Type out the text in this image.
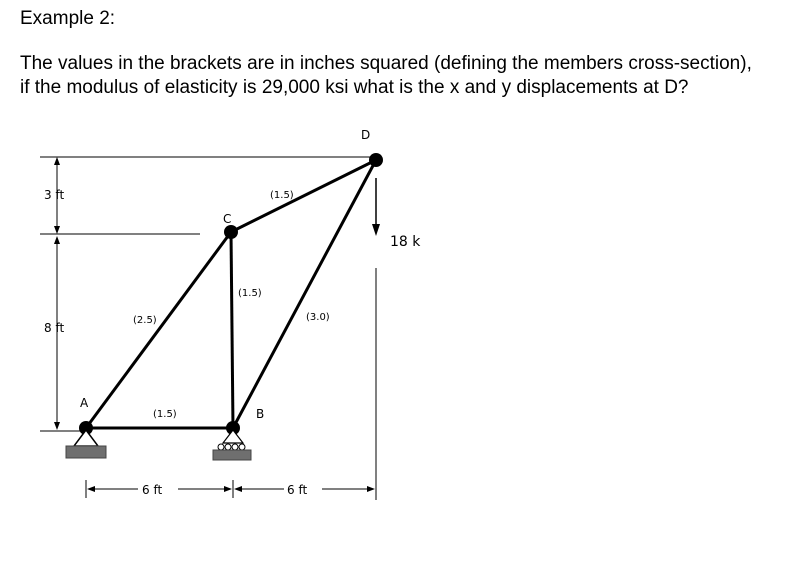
Example 2:
The values in the brackets are in inches squared (defining the members cross-section),
if the modulus of elasticity is 29,000 ksi what is the x and y displacements at D?
3 ft
8 ft
(1.5)
(1.5)
(2.5)	(3.0)
(1.5)
A
B
C
D
18 k
6 ft	6 ft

━━━━━━━━━━━━━━━━━━━━

**What you will do**
Transcribe the records word for word and include no pictures.

**Solution to this problem**
Type out the text in this image.
Example 2:
The values in the brackets are in inches squared (defining the members cross-section),
if the modulus of elasticity is 29,000 ksi what is the x and y displacements at D?
3 ft
8 ft
(1.5)
(1.5)
(2.5)	(3.0)
(1.5)
A
B
C
D
18 k
6 ft	6 ft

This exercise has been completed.